(Dataset listings of figures)
::::::::::

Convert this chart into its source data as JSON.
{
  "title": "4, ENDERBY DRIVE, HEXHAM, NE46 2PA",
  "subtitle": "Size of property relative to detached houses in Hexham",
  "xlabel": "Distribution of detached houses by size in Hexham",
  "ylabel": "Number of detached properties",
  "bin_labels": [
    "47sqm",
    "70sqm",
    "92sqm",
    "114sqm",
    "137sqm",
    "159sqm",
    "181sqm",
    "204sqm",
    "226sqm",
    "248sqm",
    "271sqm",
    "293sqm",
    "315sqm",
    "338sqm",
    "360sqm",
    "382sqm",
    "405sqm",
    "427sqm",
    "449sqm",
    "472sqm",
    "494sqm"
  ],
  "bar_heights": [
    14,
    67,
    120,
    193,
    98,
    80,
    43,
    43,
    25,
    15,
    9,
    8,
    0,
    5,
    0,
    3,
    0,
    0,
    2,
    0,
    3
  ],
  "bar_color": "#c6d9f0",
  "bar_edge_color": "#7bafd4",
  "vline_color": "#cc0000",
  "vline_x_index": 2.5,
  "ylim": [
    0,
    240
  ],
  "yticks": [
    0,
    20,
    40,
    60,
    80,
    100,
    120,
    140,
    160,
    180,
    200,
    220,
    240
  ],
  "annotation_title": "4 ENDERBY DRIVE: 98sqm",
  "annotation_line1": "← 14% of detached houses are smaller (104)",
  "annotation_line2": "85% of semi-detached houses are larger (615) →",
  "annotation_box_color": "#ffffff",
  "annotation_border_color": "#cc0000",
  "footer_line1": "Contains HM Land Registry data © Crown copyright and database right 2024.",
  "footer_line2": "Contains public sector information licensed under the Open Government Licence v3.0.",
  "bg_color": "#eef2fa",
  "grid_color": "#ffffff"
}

::::::::::

• [SHORT TASK]
From the entries, copy out each line containing the word "DRIVE".

• [SOLUTION FOR THIS TASK]
  "title": "4, ENDERBY DRIVE, HEXHAM, NE46 2PA",
  "annotation_title": "4 ENDERBY DRIVE: 98sqm",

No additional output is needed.